Problem to solve:
Collect each line holding the string "Govt".

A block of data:
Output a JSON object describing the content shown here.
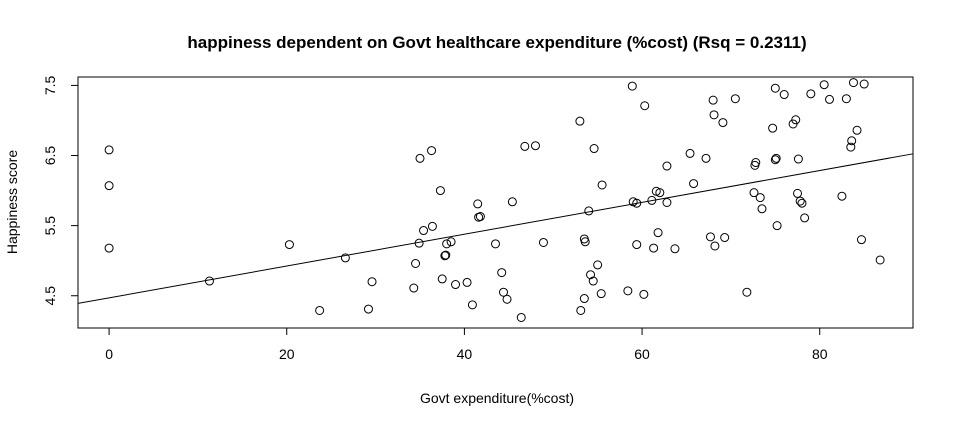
{
  "chart_data": {
    "type": "scatter",
    "title": "happiness dependent on Govt healthcare expenditure (%cost) (Rsq = 0.2311)",
    "xlabel": "Govt expenditure(%cost)",
    "ylabel": "Happiness score",
    "xlim": [
      -3.5,
      90.5
    ],
    "ylim": [
      4.04,
      7.62
    ],
    "xticks": [
      0,
      20,
      40,
      60,
      80
    ],
    "yticks": [
      4.5,
      5.5,
      6.5,
      7.5
    ],
    "regression_line": {
      "intercept": 4.47,
      "slope": 0.0227
    },
    "points": [
      [
        0,
        6.58
      ],
      [
        0,
        6.07
      ],
      [
        0,
        5.18
      ],
      [
        11.3,
        4.71
      ],
      [
        20.3,
        5.23
      ],
      [
        23.7,
        4.29
      ],
      [
        26.6,
        5.04
      ],
      [
        29.2,
        4.31
      ],
      [
        29.6,
        4.7
      ],
      [
        34.3,
        4.61
      ],
      [
        34.5,
        4.96
      ],
      [
        34.9,
        5.25
      ],
      [
        35.0,
        6.46
      ],
      [
        35.4,
        5.43
      ],
      [
        36.3,
        6.57
      ],
      [
        36.4,
        5.49
      ],
      [
        37.3,
        6.0
      ],
      [
        37.5,
        4.74
      ],
      [
        37.8,
        5.07
      ],
      [
        37.9,
        5.08
      ],
      [
        38.0,
        5.24
      ],
      [
        38.5,
        5.27
      ],
      [
        39.0,
        4.66
      ],
      [
        40.3,
        4.69
      ],
      [
        40.9,
        4.37
      ],
      [
        41.5,
        5.81
      ],
      [
        41.6,
        5.62
      ],
      [
        41.8,
        5.63
      ],
      [
        43.5,
        5.24
      ],
      [
        44.2,
        4.83
      ],
      [
        44.4,
        4.55
      ],
      [
        44.8,
        4.45
      ],
      [
        45.4,
        5.84
      ],
      [
        46.4,
        4.19
      ],
      [
        46.8,
        6.63
      ],
      [
        48.0,
        6.64
      ],
      [
        48.9,
        5.26
      ],
      [
        53.0,
        6.99
      ],
      [
        53.1,
        4.29
      ],
      [
        53.5,
        4.46
      ],
      [
        53.5,
        5.31
      ],
      [
        53.6,
        5.27
      ],
      [
        54.0,
        5.71
      ],
      [
        54.2,
        4.8
      ],
      [
        54.5,
        4.71
      ],
      [
        54.6,
        6.6
      ],
      [
        55.0,
        4.94
      ],
      [
        55.4,
        4.53
      ],
      [
        55.5,
        6.08
      ],
      [
        58.4,
        4.57
      ],
      [
        58.9,
        7.49
      ],
      [
        59.0,
        5.84
      ],
      [
        59.4,
        5.23
      ],
      [
        59.4,
        5.82
      ],
      [
        60.2,
        4.52
      ],
      [
        60.3,
        7.21
      ],
      [
        61.1,
        5.86
      ],
      [
        61.3,
        5.18
      ],
      [
        61.6,
        5.99
      ],
      [
        61.8,
        5.4
      ],
      [
        62.0,
        5.97
      ],
      [
        62.8,
        6.35
      ],
      [
        62.8,
        5.83
      ],
      [
        63.7,
        5.17
      ],
      [
        65.4,
        6.53
      ],
      [
        65.8,
        6.1
      ],
      [
        67.2,
        6.46
      ],
      [
        67.7,
        5.34
      ],
      [
        68.0,
        7.29
      ],
      [
        68.1,
        7.08
      ],
      [
        68.2,
        5.21
      ],
      [
        69.1,
        6.97
      ],
      [
        69.3,
        5.33
      ],
      [
        70.5,
        7.31
      ],
      [
        71.8,
        4.55
      ],
      [
        72.6,
        5.97
      ],
      [
        72.7,
        6.36
      ],
      [
        72.8,
        6.4
      ],
      [
        73.3,
        5.9
      ],
      [
        73.5,
        5.74
      ],
      [
        74.7,
        6.89
      ],
      [
        75.0,
        7.46
      ],
      [
        75.0,
        6.44
      ],
      [
        75.1,
        6.46
      ],
      [
        75.2,
        5.5
      ],
      [
        76.0,
        7.37
      ],
      [
        77.0,
        6.95
      ],
      [
        77.3,
        7.01
      ],
      [
        77.5,
        5.96
      ],
      [
        77.6,
        6.45
      ],
      [
        77.8,
        5.85
      ],
      [
        78.0,
        5.82
      ],
      [
        78.3,
        5.61
      ],
      [
        79.0,
        7.38
      ],
      [
        80.5,
        7.51
      ],
      [
        81.1,
        7.3
      ],
      [
        82.5,
        5.92
      ],
      [
        83.0,
        7.31
      ],
      [
        83.5,
        6.62
      ],
      [
        83.6,
        6.71
      ],
      [
        83.8,
        7.54
      ],
      [
        84.2,
        6.86
      ],
      [
        84.7,
        5.3
      ],
      [
        85.0,
        7.52
      ],
      [
        86.8,
        5.01
      ]
    ]
  }
}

Right answer:
    "title": "happiness dependent on Govt healthcare expenditure (%cost) (Rsq = 0.2311)",
    "xlabel": "Govt expenditure(%cost)",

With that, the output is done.